-------- Source material --------

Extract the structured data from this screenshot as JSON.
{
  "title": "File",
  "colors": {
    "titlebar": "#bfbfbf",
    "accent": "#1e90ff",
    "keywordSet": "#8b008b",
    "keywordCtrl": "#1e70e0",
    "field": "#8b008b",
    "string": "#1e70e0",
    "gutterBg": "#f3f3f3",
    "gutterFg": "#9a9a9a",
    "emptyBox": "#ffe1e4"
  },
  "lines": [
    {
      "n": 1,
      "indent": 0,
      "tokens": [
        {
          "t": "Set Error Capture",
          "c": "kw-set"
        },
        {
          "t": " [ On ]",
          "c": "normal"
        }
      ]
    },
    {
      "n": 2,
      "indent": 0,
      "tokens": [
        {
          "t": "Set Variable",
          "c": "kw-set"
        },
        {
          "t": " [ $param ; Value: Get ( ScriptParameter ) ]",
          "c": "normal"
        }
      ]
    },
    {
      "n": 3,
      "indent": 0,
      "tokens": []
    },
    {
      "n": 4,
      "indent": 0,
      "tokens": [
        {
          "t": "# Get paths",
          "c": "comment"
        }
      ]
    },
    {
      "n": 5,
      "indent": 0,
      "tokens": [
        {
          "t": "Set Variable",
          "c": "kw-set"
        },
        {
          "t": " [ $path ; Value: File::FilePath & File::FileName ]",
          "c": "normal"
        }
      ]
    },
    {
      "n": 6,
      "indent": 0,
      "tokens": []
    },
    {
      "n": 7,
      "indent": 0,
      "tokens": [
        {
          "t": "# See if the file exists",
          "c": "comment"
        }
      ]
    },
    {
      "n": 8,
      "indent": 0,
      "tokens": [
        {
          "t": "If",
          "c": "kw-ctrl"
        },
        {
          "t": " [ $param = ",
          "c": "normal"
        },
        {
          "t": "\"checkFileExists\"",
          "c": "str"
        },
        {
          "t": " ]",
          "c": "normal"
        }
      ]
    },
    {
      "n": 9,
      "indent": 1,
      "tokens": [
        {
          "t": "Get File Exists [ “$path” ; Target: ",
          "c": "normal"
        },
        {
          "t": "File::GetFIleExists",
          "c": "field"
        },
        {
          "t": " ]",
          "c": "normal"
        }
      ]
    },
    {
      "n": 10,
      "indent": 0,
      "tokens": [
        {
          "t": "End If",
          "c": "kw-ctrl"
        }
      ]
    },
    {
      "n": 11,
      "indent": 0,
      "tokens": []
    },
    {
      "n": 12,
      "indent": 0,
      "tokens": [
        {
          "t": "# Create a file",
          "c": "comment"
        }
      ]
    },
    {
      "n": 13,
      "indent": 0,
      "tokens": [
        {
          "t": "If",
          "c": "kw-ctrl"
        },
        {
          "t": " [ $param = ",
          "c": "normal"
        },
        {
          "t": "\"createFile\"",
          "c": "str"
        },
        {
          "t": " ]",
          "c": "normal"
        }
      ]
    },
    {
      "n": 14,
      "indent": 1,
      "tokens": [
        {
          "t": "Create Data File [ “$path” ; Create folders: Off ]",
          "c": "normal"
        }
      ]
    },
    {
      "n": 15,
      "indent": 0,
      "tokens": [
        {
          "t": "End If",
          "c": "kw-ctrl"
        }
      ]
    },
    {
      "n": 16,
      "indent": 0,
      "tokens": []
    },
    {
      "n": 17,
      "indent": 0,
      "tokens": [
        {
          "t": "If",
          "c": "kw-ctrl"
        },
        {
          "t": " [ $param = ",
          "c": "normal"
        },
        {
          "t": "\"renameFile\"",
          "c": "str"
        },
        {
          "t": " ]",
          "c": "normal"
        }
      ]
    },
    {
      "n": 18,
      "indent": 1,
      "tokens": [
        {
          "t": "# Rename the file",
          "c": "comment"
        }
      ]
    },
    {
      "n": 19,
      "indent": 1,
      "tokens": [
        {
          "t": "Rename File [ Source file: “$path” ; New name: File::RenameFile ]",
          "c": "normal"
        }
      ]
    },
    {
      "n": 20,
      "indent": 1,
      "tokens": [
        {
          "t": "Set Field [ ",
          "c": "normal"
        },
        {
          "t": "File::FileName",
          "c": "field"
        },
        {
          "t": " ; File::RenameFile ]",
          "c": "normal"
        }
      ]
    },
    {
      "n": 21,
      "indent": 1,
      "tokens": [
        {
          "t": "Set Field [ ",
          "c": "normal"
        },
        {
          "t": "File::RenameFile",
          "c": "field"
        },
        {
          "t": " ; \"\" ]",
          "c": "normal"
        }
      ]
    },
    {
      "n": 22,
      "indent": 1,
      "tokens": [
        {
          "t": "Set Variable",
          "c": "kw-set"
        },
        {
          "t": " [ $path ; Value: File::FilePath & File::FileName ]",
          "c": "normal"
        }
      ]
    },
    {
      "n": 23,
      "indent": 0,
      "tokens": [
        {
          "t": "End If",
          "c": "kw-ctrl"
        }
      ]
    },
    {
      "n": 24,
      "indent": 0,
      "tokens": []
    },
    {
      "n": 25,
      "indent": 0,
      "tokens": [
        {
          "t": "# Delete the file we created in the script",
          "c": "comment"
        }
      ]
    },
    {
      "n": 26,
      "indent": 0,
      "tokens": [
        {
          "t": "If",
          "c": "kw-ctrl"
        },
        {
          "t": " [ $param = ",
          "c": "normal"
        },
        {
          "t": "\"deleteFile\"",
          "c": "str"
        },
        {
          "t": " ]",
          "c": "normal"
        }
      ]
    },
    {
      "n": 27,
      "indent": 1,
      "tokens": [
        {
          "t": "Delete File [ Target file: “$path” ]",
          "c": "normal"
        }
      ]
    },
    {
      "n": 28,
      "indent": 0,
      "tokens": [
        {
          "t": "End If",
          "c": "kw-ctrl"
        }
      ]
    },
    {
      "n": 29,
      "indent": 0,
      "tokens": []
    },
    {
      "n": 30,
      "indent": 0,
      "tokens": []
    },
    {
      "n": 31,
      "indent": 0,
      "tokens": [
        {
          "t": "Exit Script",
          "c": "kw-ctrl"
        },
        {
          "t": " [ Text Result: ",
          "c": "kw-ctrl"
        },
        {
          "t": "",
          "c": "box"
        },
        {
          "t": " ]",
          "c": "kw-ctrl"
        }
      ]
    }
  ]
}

--------

## Goal of the exercise
Write out every line of the preceding listing that contains "Target".

## Expected answer
          "t": "Get File Exists [ “$path” ; Target: ",
          "t": "Delete File [ Target file: “$path” ]",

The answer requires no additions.